(HAL YANG DITANYAKAN):
1/ Menurut kutipan tentang harga minyak goreng, berapa luas pelepasan kawasan hutan yang terjadi di era Presiden SBY?
2/ Ulangi kata demi kata bagian kutipan tentang harga minyak goreng yang dimulai pada "Untuk satu perusahaan" dan berakhir pada "dan bisa diperpanjang.".

(KUTIPAN TEKS):
##############################

Harga Minyak Goreng
Ironis, Rakyat Tercekik Harga Minyak Goreng Padahal Pemerintah Beri Izin Babat Hutan Untuk Sawit
Di era Presiden SBY yang berlangsung 10 tahun, terjadi Pelepasan Kawasan Hutan terbesar kedua yakni mencapai 2.312.603 ha.
Untuk satu perusahaan sawit skala besar, bahkan bisa mendapatakn HGU hingga ratusan ribu hektare. Jangka waktu pengusaha mengelola HGU adalah 25 tahun dan bisa diperpanjang.
Sementara itu, Kementerian Investasi/Badan Koordinasi Penanaman Modal (BKPM) mencatat investasi asing atau penanaman modal asing (PMA) di sektor pertanian pada periode 2015 - pertengahan 2021 masih didominasi investasi perkebunan sawit.
Investor kelapa sawit terbesar justru berasal dari Singapura. Sementara investor asal Malaysia berada di peringkat kedua.
Selain itu, banyak perusahaan kelapa sawit yang bermarkas di Singapura, juga diketahui dimiliki oleh pengusaha asal Indonesia, beberapa di antaranya masuk dalam deretan orang terkaya di Tanah Air.
Kebijakan DMO
Kendati harga rata-rata nasional berangsur turun, harga minyak goreng masih relatif tinggi, setidaknya masih di atas ketentuan harga eceran tertinggi (HET).

##############################

(CUPLIKAN DATA):
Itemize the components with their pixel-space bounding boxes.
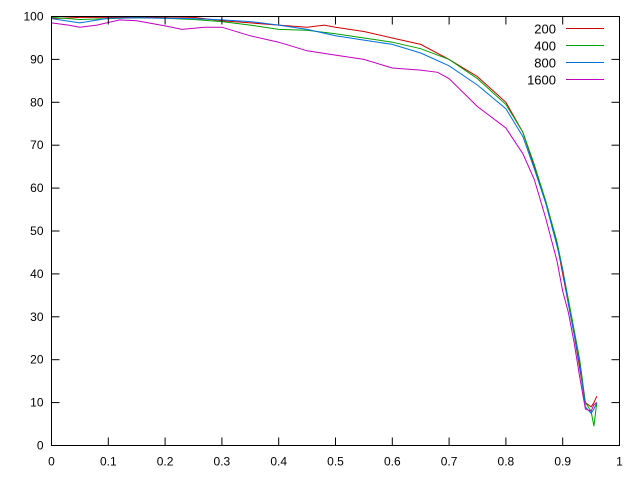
x-tick-label: 0.8 xyxy=(498,455,515,469)
series-line-200 xyxy=(51,16,598,408)
y-tick-label: 20 xyxy=(30,353,44,367)
series-line-400 xyxy=(51,16,598,427)
y-tick-label: 0 xyxy=(37,439,44,453)
y-tick-label: 80 xyxy=(30,95,44,109)
x-tick-label: 0.7 xyxy=(441,455,458,469)
y-tick-label: 100 xyxy=(23,10,43,24)
series-line-800 xyxy=(51,17,598,415)
legend: 200 400 800 1600 xyxy=(527,22,604,88)
legend-label-1600: 1600 xyxy=(527,73,556,88)
y-tick-label: 40 xyxy=(30,267,44,281)
x-tick-label: 1 xyxy=(616,455,623,469)
plot-frame xyxy=(51,16,620,446)
y-tick-label: 30 xyxy=(30,310,44,324)
y-tick-label: 50 xyxy=(30,224,44,238)
x-tick-label: 0.4 xyxy=(270,455,287,469)
x-tick-label: 0.6 xyxy=(384,455,401,469)
x-tick-label: 0.5 xyxy=(327,455,344,469)
legend-label-800: 800 xyxy=(534,56,556,71)
y-tick-label: 60 xyxy=(30,181,44,195)
y-tick-label: 90 xyxy=(30,52,44,66)
y-tick-label: 10 xyxy=(30,396,44,410)
legend-label-400: 400 xyxy=(534,39,556,54)
series-line-1600 xyxy=(51,19,598,412)
x-tick-label: 0.9 xyxy=(554,455,571,469)
series-lines xyxy=(51,16,598,427)
legend-label-200: 200 xyxy=(534,22,556,37)
x-tick-label: 0 xyxy=(48,455,55,469)
y-tick-label: 70 xyxy=(30,138,44,152)
x-tick-label: 0.2 xyxy=(157,455,174,469)
x-tick-label: 0.1 xyxy=(100,455,117,469)
x-tick-label: 0.3 xyxy=(214,455,231,469)
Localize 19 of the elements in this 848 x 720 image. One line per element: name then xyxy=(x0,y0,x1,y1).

##############################

(JAWABAN):
1/ 2.312.603 ha.

2/
Untuk satu perusahaan sawit skala besar, bahkan bisa mendapatakn HGU hingga ratusan ribu hektare. Jangka waktu pengusaha mengelola HGU adalah 25 tahun dan bisa diperpanjang.